**Task requirements**
Set each entry down verbatim, omitting images.
>> begin Data for this task
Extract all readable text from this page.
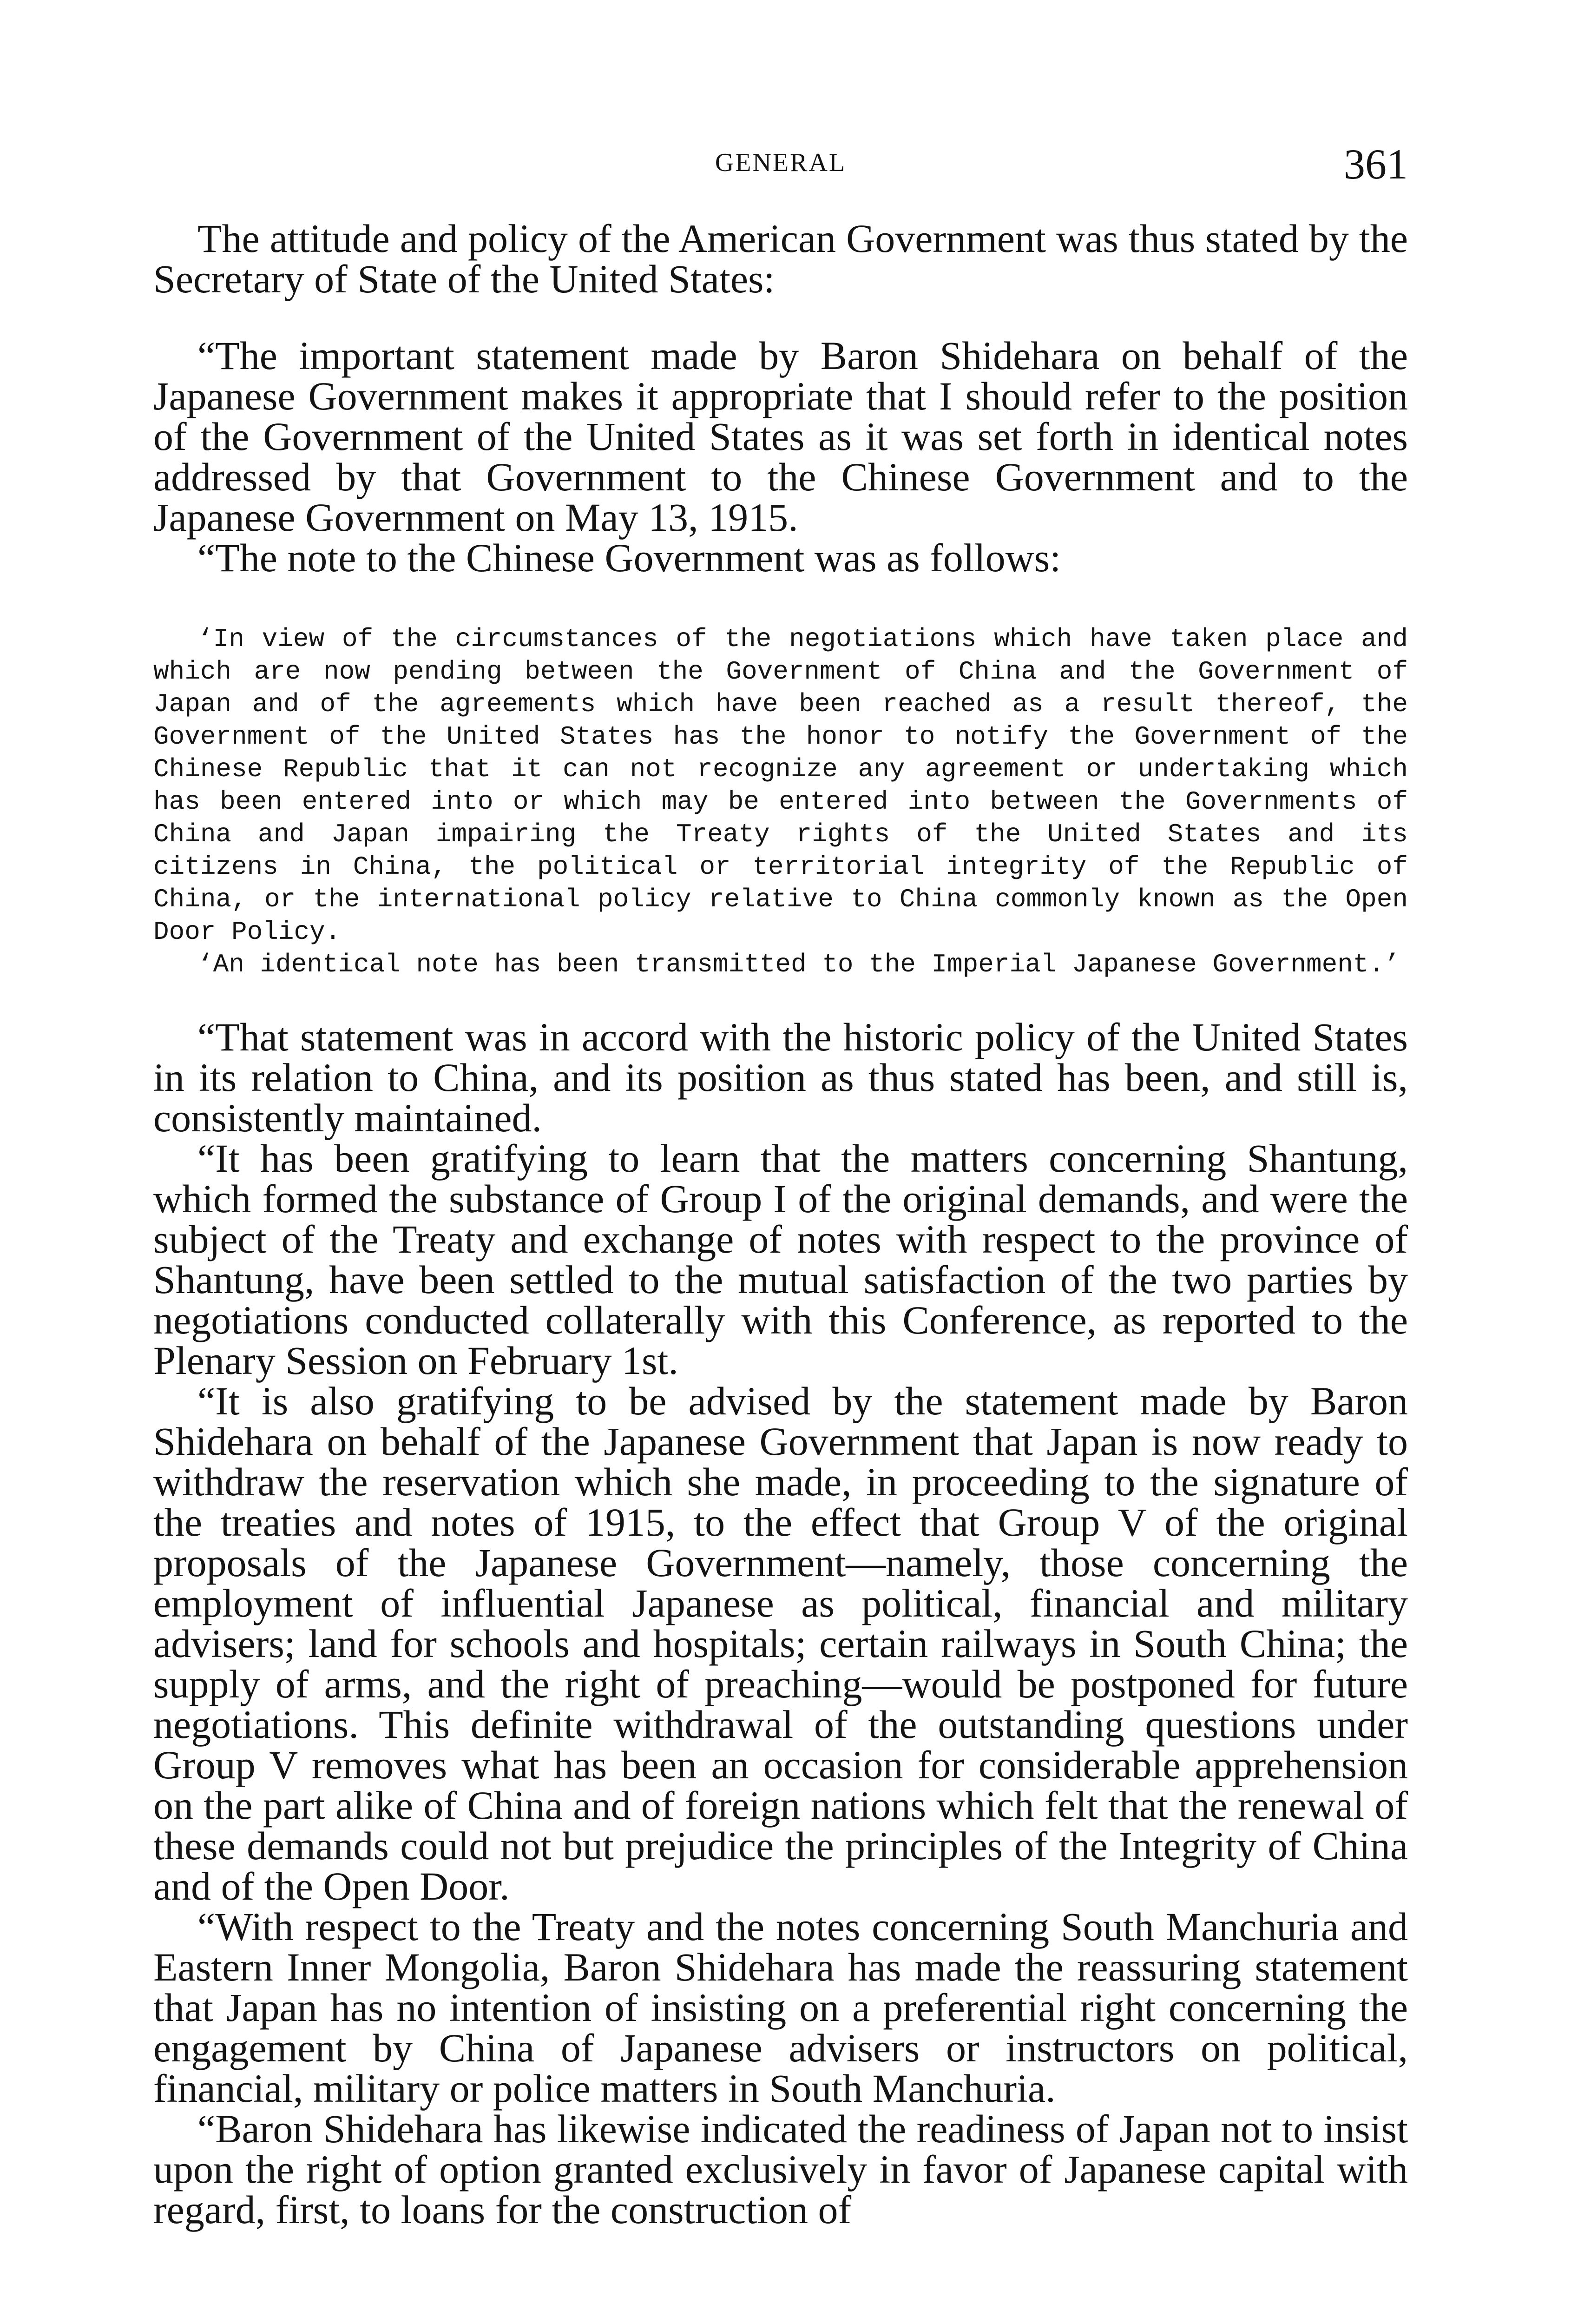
GENERAL	361

The attitude and policy of the American Government was thus stated by the Secretary of State of the United States:

“The important statement made by Baron Shidehara on behalf of the Japanese Government makes it appropriate that I should refer to the position of the Government of the United States as it was set forth in identical notes addressed by that Government to the Chinese Government and to the Japanese Government on May 13, 1915.

“The note to the Chinese Government was as follows:

‘In view of the circumstances of the negotiations which have taken place and which are now pending between the Government of China and the Government of Japan and of the agreements which have been reached as a result thereof, the Government of the United States has the honor to notify the Government of the Chinese Republic that it can not recognize any agreement or undertaking which has been entered into or which may be entered into between the Governments of China and Japan impairing the Treaty rights of the United States and its citizens in China, the political or territorial integrity of the Republic of China, or the international policy relative to China commonly known as the Open Door Policy.

‘An identical note has been transmitted to the Imperial Japanese Government.’

“That statement was in accord with the historic policy of the United States in its relation to China, and its position as thus stated has been, and still is, consistently maintained.

“It has been gratifying to learn that the matters concerning Shantung, which formed the substance of Group I of the original demands, and were the subject of the Treaty and exchange of notes with respect to the province of Shantung, have been settled to the mutual satisfaction of the two parties by negotiations conducted collaterally with this Conference, as reported to the Plenary Session on February 1st.

“It is also gratifying to be advised by the statement made by Baron Shidehara on behalf of the Japanese Government that Japan is now ready to withdraw the reservation which she made, in proceeding to the signature of the treaties and notes of 1915, to the effect that Group V of the original proposals of the Japanese Government—namely, those concerning the employment of influential Japanese as political, financial and military advisers; land for schools and hospitals; certain railways in South China; the supply of arms, and the right of preaching—would be postponed for future negotiations. This definite withdrawal of the outstanding questions under Group V removes what has been an occasion for considerable apprehension on the part alike of China and of foreign nations which felt that the renewal of these demands could not but prejudice the principles of the Integrity of China and of the Open Door.

“With respect to the Treaty and the notes concerning South Manchuria and Eastern Inner Mongolia, Baron Shidehara has made the reassuring statement that Japan has no intention of insisting on a preferential right concerning the engagement by China of Japanese advisers or instructors on political, financial, military or police matters in South Manchuria.

“Baron Shidehara has likewise indicated the readiness of Japan not to insist upon the right of option granted exclusively in favor of Japanese capital with regard, first, to loans for the construction of
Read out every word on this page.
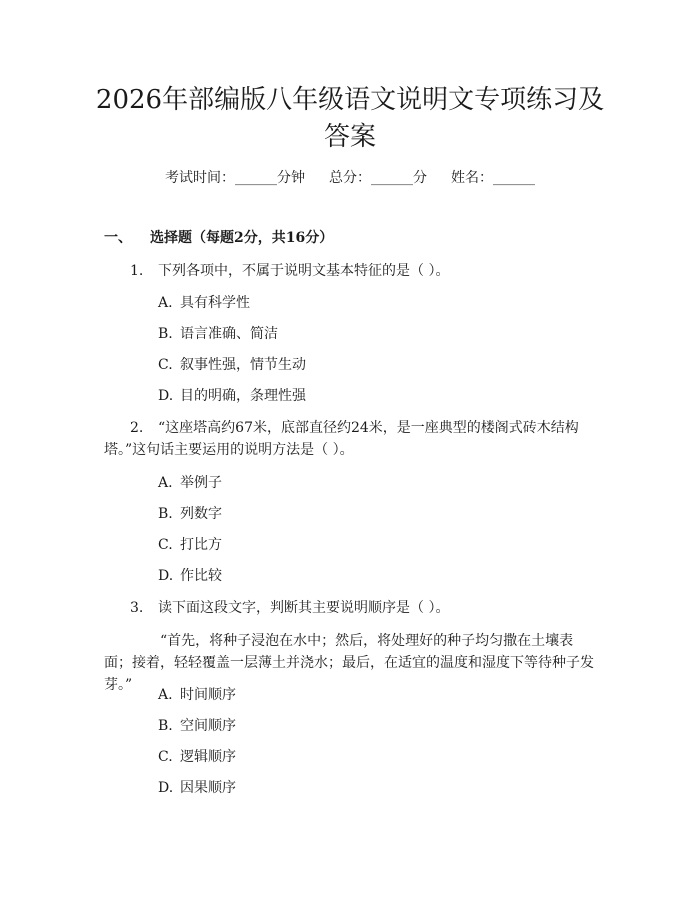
2026年部编版八年级语文说明文专项练习及答案
考试时间：______分钟 总分：______分 姓名：______
一、 选择题（每题2分，共16分）

1. 下列各项中，不属于说明文基本特征的是（ ）。

A. 具有科学性
B. 语言准确、简洁
C. 叙事性强，情节生动
D. 目的明确，条理性强

2. “这座塔高约67米，底部直径约24米，是一座典型的楼阁式砖木结构塔。”这句话主要运用的说明方法是（ ）。

A. 举例子
B. 列数字
C. 打比方
D. 作比较

3. 读下面这段文字，判断其主要说明顺序是（ ）。

“首先，将种子浸泡在水中；然后，将处理好的种子均匀撒在土壤表面；接着，轻轻覆盖一层薄土并浇水；最后，在适宜的温度和湿度下等待种子发芽。”

A. 时间顺序
B. 空间顺序
C. 逻辑顺序
D. 因果顺序
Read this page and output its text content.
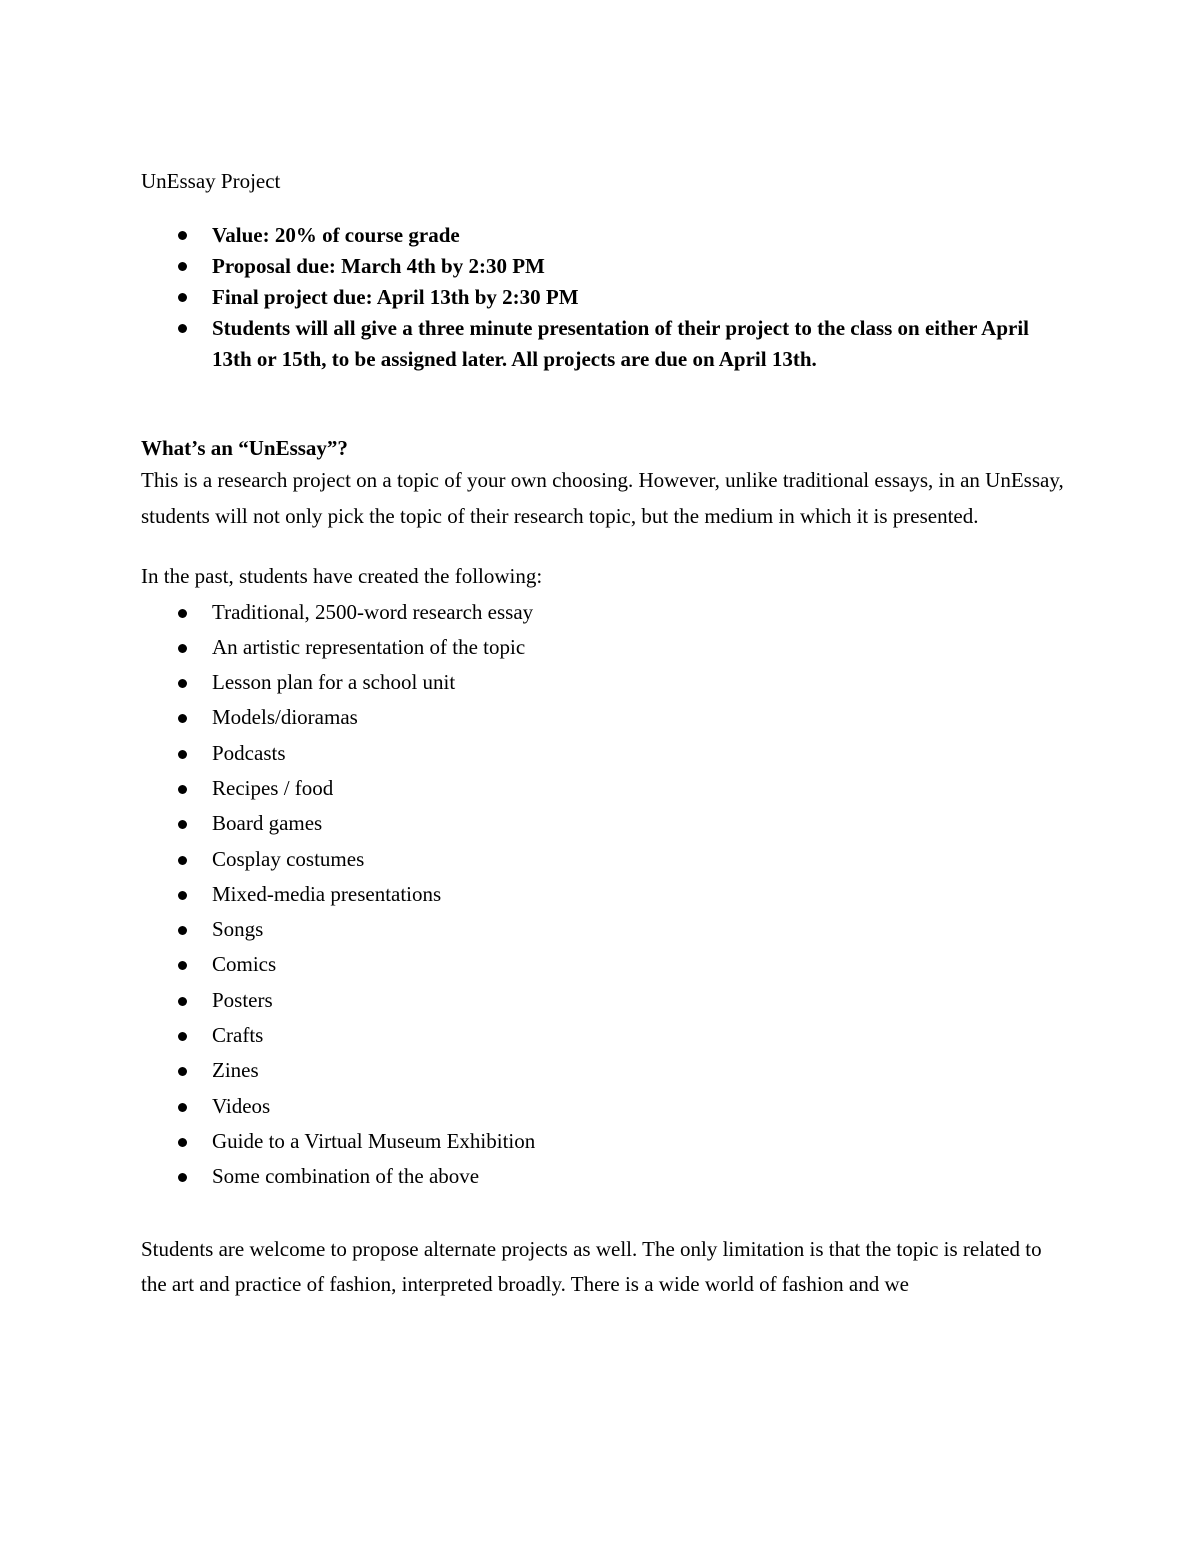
UnEssay Project
Value: 20% of course grade
Proposal due: March 4th by 2:30 PM
Final project due: April 13th by 2:30 PM
Students will all give a three minute presentation of their project to the class on either April 13th or 15th, to be assigned later. All projects are due on April 13th.
What’s an “UnEssay”?

This is a research project on a topic of your own choosing. However, unlike traditional essays, in an UnEssay, students will not only pick the topic of their research topic, but the medium in which it is presented.

In the past, students have created the following:

Traditional, 2500-word research essay
An artistic representation of the topic
Lesson plan for a school unit
Models/dioramas
Podcasts
Recipes / food
Board games
Cosplay costumes
Mixed-media presentations
Songs
Comics
Posters
Crafts
Zines
Videos
Guide to a Virtual Museum Exhibition
Some combination of the above

Students are welcome to propose alternate projects as well. The only limitation is that the topic is related to the art and practice of fashion, interpreted broadly. There is a wide world of fashion and we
>> end Data for this task
**Full response**
Extract all readable text from this page.
GENERAL	361

The attitude and policy of the American Government was thus stated by the Secretary of State of the United States:

“The important statement made by Baron Shidehara on behalf of the Japanese Government makes it appropriate that I should refer to the position of the Government of the United States as it was set forth in identical notes addressed by that Government to the Chinese Government and to the Japanese Government on May 13, 1915.

“The note to the Chinese Government was as follows:

‘In view of the circumstances of the negotiations which have taken place and which are now pending between the Government of China and the Government of Japan and of the agreements which have been reached as a result thereof, the Government of the United States has the honor to notify the Government of the Chinese Republic that it can not recognize any agreement or undertaking which has been entered into or which may be entered into between the Governments of China and Japan impairing the Treaty rights of the United States and its citizens in China, the political or territorial integrity of the Republic of China, or the international policy relative to China commonly known as the Open Door Policy.

‘An identical note has been transmitted to the Imperial Japanese Government.’

“That statement was in accord with the historic policy of the United States in its relation to China, and its position as thus stated has been, and still is, consistently maintained.

“It has been gratifying to learn that the matters concerning Shantung, which formed the substance of Group I of the original demands, and were the subject of the Treaty and exchange of notes with respect to the province of Shantung, have been settled to the mutual satisfaction of the two parties by negotiations conducted collaterally with this Conference, as reported to the Plenary Session on February 1st.

“It is also gratifying to be advised by the statement made by Baron Shidehara on behalf of the Japanese Government that Japan is now ready to withdraw the reservation which she made, in proceeding to the signature of the treaties and notes of 1915, to the effect that Group V of the original proposals of the Japanese Government—namely, those concerning the employment of influential Japanese as political, financial and military advisers; land for schools and hospitals; certain railways in South China; the supply of arms, and the right of preaching—would be postponed for future negotiations. This definite withdrawal of the outstanding questions under Group V removes what has been an occasion for considerable apprehension on the part alike of China and of foreign nations which felt that the renewal of these demands could not but prejudice the principles of the Integrity of China and of the Open Door.

“With respect to the Treaty and the notes concerning South Manchuria and Eastern Inner Mongolia, Baron Shidehara has made the reassuring statement that Japan has no intention of insisting on a preferential right concerning the engagement by China of Japanese advisers or instructors on political, financial, military or police matters in South Manchuria.

“Baron Shidehara has likewise indicated the readiness of Japan not to insist upon the right of option granted exclusively in favor of Japanese capital with regard, first, to loans for the construction of
Read out every word on this page.
2026年部编版八年级语文说明文专项练习及答案
考试时间：______分钟 总分：______分 姓名：______
一、 选择题（每题2分，共16分）

1. 下列各项中，不属于说明文基本特征的是（ ）。

A. 具有科学性
B. 语言准确、简洁
C. 叙事性强，情节生动
D. 目的明确，条理性强

2. “这座塔高约67米，底部直径约24米，是一座典型的楼阁式砖木结构塔。”这句话主要运用的说明方法是（ ）。

A. 举例子
B. 列数字
C. 打比方
D. 作比较

3. 读下面这段文字，判断其主要说明顺序是（ ）。

“首先，将种子浸泡在水中；然后，将处理好的种子均匀撒在土壤表面；接着，轻轻覆盖一层薄土并浇水；最后，在适宜的温度和湿度下等待种子发芽。”

A. 时间顺序
B. 空间顺序
C. 逻辑顺序
D. 因果顺序
Read this page and output its text content.
UnEssay Project
Value: 20% of course grade
Proposal due: March 4th by 2:30 PM
Final project due: April 13th by 2:30 PM
Students will all give a three minute presentation of their project to the class on either April 13th or 15th, to be assigned later. All projects are due on April 13th.
What’s an “UnEssay”?

This is a research project on a topic of your own choosing. However, unlike traditional essays, in an UnEssay, students will not only pick the topic of their research topic, but the medium in which it is presented.

In the past, students have created the following:

Traditional, 2500-word research essay
An artistic representation of the topic
Lesson plan for a school unit
Models/dioramas
Podcasts
Recipes / food
Board games
Cosplay costumes
Mixed-media presentations
Songs
Comics
Posters
Crafts
Zines
Videos
Guide to a Virtual Museum Exhibition
Some combination of the above

Students are welcome to propose alternate projects as well. The only limitation is that the topic is related to the art and practice of fashion, interpreted broadly. There is a wide world of fashion and we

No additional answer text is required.